### Items from a dataset
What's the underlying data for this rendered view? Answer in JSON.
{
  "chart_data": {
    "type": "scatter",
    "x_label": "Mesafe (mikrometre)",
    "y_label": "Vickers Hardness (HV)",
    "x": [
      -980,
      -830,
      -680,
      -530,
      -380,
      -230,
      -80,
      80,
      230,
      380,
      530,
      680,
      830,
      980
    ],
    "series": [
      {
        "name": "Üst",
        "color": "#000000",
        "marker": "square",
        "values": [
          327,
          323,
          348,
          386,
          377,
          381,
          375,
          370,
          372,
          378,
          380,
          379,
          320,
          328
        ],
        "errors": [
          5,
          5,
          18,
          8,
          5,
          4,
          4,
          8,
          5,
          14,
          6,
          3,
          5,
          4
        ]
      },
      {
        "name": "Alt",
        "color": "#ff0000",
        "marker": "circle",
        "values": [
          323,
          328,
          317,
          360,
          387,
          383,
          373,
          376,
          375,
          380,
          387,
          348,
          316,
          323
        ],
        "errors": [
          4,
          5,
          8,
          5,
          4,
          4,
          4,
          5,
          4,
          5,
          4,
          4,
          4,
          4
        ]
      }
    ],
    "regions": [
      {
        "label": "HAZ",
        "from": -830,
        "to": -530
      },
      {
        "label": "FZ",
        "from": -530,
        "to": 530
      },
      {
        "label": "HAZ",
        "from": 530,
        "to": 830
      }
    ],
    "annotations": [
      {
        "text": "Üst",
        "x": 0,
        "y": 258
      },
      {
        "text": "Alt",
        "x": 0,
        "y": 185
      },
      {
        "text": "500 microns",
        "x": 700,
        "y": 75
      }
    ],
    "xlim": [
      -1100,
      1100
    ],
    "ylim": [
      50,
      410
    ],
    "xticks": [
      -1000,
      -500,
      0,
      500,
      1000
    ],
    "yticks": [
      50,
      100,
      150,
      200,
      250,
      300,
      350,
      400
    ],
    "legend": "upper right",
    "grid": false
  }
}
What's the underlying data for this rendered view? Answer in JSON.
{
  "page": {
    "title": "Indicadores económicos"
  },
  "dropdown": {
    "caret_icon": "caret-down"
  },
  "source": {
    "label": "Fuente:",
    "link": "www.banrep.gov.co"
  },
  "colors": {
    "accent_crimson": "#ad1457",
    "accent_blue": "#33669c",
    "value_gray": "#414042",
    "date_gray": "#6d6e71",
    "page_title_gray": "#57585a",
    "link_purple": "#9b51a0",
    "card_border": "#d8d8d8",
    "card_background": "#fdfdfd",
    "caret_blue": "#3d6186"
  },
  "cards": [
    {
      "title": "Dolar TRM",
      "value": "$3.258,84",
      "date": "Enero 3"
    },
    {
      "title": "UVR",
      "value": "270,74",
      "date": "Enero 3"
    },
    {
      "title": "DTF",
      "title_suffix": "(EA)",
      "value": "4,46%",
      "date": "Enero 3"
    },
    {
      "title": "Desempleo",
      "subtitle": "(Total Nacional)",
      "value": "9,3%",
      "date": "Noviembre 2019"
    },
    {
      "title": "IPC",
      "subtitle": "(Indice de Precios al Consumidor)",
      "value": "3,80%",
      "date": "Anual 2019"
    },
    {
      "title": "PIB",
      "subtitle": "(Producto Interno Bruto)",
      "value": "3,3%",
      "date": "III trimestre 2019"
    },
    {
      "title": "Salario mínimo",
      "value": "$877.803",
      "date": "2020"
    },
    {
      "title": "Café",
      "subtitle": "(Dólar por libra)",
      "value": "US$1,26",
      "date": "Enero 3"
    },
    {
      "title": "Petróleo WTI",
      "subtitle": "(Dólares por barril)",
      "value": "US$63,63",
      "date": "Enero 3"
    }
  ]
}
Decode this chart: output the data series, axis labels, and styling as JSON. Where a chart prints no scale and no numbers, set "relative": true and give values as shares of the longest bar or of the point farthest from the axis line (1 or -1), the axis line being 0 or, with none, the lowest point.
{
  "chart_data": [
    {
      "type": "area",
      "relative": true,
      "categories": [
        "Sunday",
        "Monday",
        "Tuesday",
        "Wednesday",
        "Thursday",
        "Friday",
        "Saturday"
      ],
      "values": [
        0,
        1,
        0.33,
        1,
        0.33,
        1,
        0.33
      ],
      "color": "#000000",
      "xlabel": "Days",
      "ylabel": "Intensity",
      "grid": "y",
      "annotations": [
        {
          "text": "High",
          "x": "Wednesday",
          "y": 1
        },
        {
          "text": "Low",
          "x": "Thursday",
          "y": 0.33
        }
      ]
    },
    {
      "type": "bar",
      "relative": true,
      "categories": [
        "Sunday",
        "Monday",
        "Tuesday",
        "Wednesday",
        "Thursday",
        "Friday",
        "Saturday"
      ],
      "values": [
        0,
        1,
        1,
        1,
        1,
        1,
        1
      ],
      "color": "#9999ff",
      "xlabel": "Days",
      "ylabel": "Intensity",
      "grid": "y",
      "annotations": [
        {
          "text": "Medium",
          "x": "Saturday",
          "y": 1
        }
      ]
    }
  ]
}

### Goal
Extract the data exactly as given.

### Result for this task
What's the underlying data for this rendered view? Answer in JSON.
{
  "chart_data": {
    "type": "scatter",
    "x_label": "Mesafe (mikrometre)",
    "y_label": "Vickers Hardness (HV)",
    "x": [
      -980,
      -830,
      -680,
      -530,
      -380,
      -230,
      -80,
      80,
      230,
      380,
      530,
      680,
      830,
      980
    ],
    "series": [
      {
        "name": "Üst",
        "color": "#000000",
        "marker": "square",
        "values": [
          327,
          323,
          348,
          386,
          377,
          381,
          375,
          370,
          372,
          378,
          380,
          379,
          320,
          328
        ],
        "errors": [
          5,
          5,
          18,
          8,
          5,
          4,
          4,
          8,
          5,
          14,
          6,
          3,
          5,
          4
        ]
      },
      {
        "name": "Alt",
        "color": "#ff0000",
        "marker": "circle",
        "values": [
          323,
          328,
          317,
          360,
          387,
          383,
          373,
          376,
          375,
          380,
          387,
          348,
          316,
          323
        ],
        "errors": [
          4,
          5,
          8,
          5,
          4,
          4,
          4,
          5,
          4,
          5,
          4,
          4,
          4,
          4
        ]
      }
    ],
    "regions": [
      {
        "label": "HAZ",
        "from": -830,
        "to": -530
      },
      {
        "label": "FZ",
        "from": -530,
        "to": 530
      },
      {
        "label": "HAZ",
        "from": 530,
        "to": 830
      }
    ],
    "annotations": [
      {
        "text": "Üst",
        "x": 0,
        "y": 258
      },
      {
        "text": "Alt",
        "x": 0,
        "y": 185
      },
      {
        "text": "500 microns",
        "x": 700,
        "y": 75
      }
    ],
    "xlim": [
      -1100,
      1100
    ],
    "ylim": [
      50,
      410
    ],
    "xticks": [
      -1000,
      -500,
      0,
      500,
      1000
    ],
    "yticks": [
      50,
      100,
      150,
      200,
      250,
      300,
      350,
      400
    ],
    "legend": "upper right",
    "grid": false
  }
}
What's the underlying data for this rendered view? Answer in JSON.
{
  "page": {
    "title": "Indicadores económicos"
  },
  "dropdown": {
    "caret_icon": "caret-down"
  },
  "source": {
    "label": "Fuente:",
    "link": "www.banrep.gov.co"
  },
  "colors": {
    "accent_crimson": "#ad1457",
    "accent_blue": "#33669c",
    "value_gray": "#414042",
    "date_gray": "#6d6e71",
    "page_title_gray": "#57585a",
    "link_purple": "#9b51a0",
    "card_border": "#d8d8d8",
    "card_background": "#fdfdfd",
    "caret_blue": "#3d6186"
  },
  "cards": [
    {
      "title": "Dolar TRM",
      "value": "$3.258,84",
      "date": "Enero 3"
    },
    {
      "title": "UVR",
      "value": "270,74",
      "date": "Enero 3"
    },
    {
      "title": "DTF",
      "title_suffix": "(EA)",
      "value": "4,46%",
      "date": "Enero 3"
    },
    {
      "title": "Desempleo",
      "subtitle": "(Total Nacional)",
      "value": "9,3%",
      "date": "Noviembre 2019"
    },
    {
      "title": "IPC",
      "subtitle": "(Indice de Precios al Consumidor)",
      "value": "3,80%",
      "date": "Anual 2019"
    },
    {
      "title": "PIB",
      "subtitle": "(Producto Interno Bruto)",
      "value": "3,3%",
      "date": "III trimestre 2019"
    },
    {
      "title": "Salario mínimo",
      "value": "$877.803",
      "date": "2020"
    },
    {
      "title": "Café",
      "subtitle": "(Dólar por libra)",
      "value": "US$1,26",
      "date": "Enero 3"
    },
    {
      "title": "Petróleo WTI",
      "subtitle": "(Dólares por barril)",
      "value": "US$63,63",
      "date": "Enero 3"
    }
  ]
}
Decode this chart: output the data series, axis labels, and styling as JSON. Where a chart prints no scale and no numbers, set "relative": true and give values as shares of the longest bar or of the point farthest from the axis line (1 or -1), the axis line being 0 or, with none, the lowest point.
{
  "chart_data": [
    {
      "type": "area",
      "relative": true,
      "categories": [
        "Sunday",
        "Monday",
        "Tuesday",
        "Wednesday",
        "Thursday",
        "Friday",
        "Saturday"
      ],
      "values": [
        0,
        1,
        0.33,
        1,
        0.33,
        1,
        0.33
      ],
      "color": "#000000",
      "xlabel": "Days",
      "ylabel": "Intensity",
      "grid": "y",
      "annotations": [
        {
          "text": "High",
          "x": "Wednesday",
          "y": 1
        },
        {
          "text": "Low",
          "x": "Thursday",
          "y": 0.33
        }
      ]
    },
    {
      "type": "bar",
      "relative": true,
      "categories": [
        "Sunday",
        "Monday",
        "Tuesday",
        "Wednesday",
        "Thursday",
        "Friday",
        "Saturday"
      ],
      "values": [
        0,
        1,
        1,
        1,
        1,
        1,
        1
      ],
      "color": "#9999ff",
      "xlabel": "Days",
      "ylabel": "Intensity",
      "grid": "y",
      "annotations": [
        {
          "text": "Medium",
          "x": "Saturday",
          "y": 1
        }
      ]
    }
  ]
}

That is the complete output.